(Stored entries)

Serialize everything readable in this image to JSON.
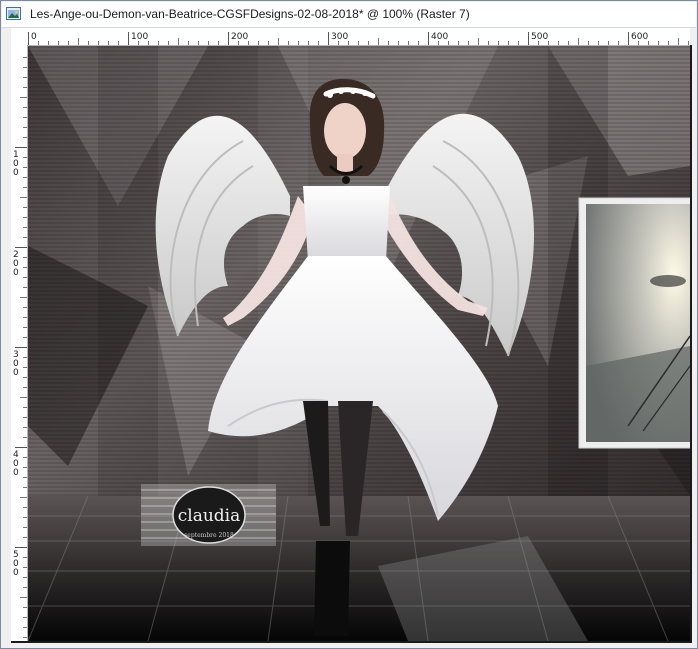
{
  "window": {
    "title": "Les-Ange-ou-Demon-van-Beatrice-CGSFDesigns-02-08-2018* @ 100% (Raster 7)"
  },
  "ruler": {
    "h_labels": [
      "0",
      "100",
      "200",
      "300",
      "400",
      "500",
      "600"
    ],
    "v_labels": [
      [
        "1",
        "0",
        "0"
      ],
      [
        "2",
        "0",
        "0"
      ],
      [
        "3",
        "0",
        "0"
      ],
      [
        "4",
        "0",
        "0"
      ],
      [
        "5",
        "0",
        "0"
      ]
    ]
  },
  "artwork": {
    "watermark_text": "claudia",
    "watermark_sub": "septembre 2018"
  },
  "colors": {
    "window_bg": "#f0f0f0",
    "ruler_bg": "#ffffff",
    "canvas_dark": "#2a2526"
  }
}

* PROBLEM STATEMENT:
Make an exact copy of every record, pictures excluded.

* COMPLETE ANSWER:
Serialize everything readable in this image to JSON.
{
  "window": {
    "title": "Les-Ange-ou-Demon-van-Beatrice-CGSFDesigns-02-08-2018* @ 100% (Raster 7)"
  },
  "ruler": {
    "h_labels": [
      "0",
      "100",
      "200",
      "300",
      "400",
      "500",
      "600"
    ],
    "v_labels": [
      [
        "1",
        "0",
        "0"
      ],
      [
        "2",
        "0",
        "0"
      ],
      [
        "3",
        "0",
        "0"
      ],
      [
        "4",
        "0",
        "0"
      ],
      [
        "5",
        "0",
        "0"
      ]
    ]
  },
  "artwork": {
    "watermark_text": "claudia",
    "watermark_sub": "septembre 2018"
  },
  "colors": {
    "window_bg": "#f0f0f0",
    "ruler_bg": "#ffffff",
    "canvas_dark": "#2a2526"
  }
}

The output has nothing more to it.